▸ **What the task asks**
Reproduce this listing in full.

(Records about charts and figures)
####

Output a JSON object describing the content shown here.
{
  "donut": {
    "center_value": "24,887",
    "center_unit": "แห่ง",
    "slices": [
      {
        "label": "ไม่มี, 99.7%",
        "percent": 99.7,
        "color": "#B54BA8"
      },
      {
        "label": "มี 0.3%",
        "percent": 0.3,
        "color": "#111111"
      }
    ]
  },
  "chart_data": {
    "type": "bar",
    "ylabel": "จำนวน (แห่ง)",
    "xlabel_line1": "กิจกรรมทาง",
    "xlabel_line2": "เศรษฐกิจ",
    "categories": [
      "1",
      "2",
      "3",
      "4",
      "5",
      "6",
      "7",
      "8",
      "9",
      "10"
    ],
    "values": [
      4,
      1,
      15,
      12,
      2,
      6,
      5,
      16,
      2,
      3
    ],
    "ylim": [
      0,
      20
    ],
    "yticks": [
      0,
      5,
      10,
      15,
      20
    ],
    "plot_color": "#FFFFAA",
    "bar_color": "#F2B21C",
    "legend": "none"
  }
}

####

▸ **Task answer**
Output a JSON object describing the content shown here.
{
  "donut": {
    "center_value": "24,887",
    "center_unit": "แห่ง",
    "slices": [
      {
        "label": "ไม่มี, 99.7%",
        "percent": 99.7,
        "color": "#B54BA8"
      },
      {
        "label": "มี 0.3%",
        "percent": 0.3,
        "color": "#111111"
      }
    ]
  },
  "chart_data": {
    "type": "bar",
    "ylabel": "จำนวน (แห่ง)",
    "xlabel_line1": "กิจกรรมทาง",
    "xlabel_line2": "เศรษฐกิจ",
    "categories": [
      "1",
      "2",
      "3",
      "4",
      "5",
      "6",
      "7",
      "8",
      "9",
      "10"
    ],
    "values": [
      4,
      1,
      15,
      12,
      2,
      6,
      5,
      16,
      2,
      3
    ],
    "ylim": [
      0,
      20
    ],
    "yticks": [
      0,
      5,
      10,
      15,
      20
    ],
    "plot_color": "#FFFFAA",
    "bar_color": "#F2B21C",
    "legend": "none"
  }
}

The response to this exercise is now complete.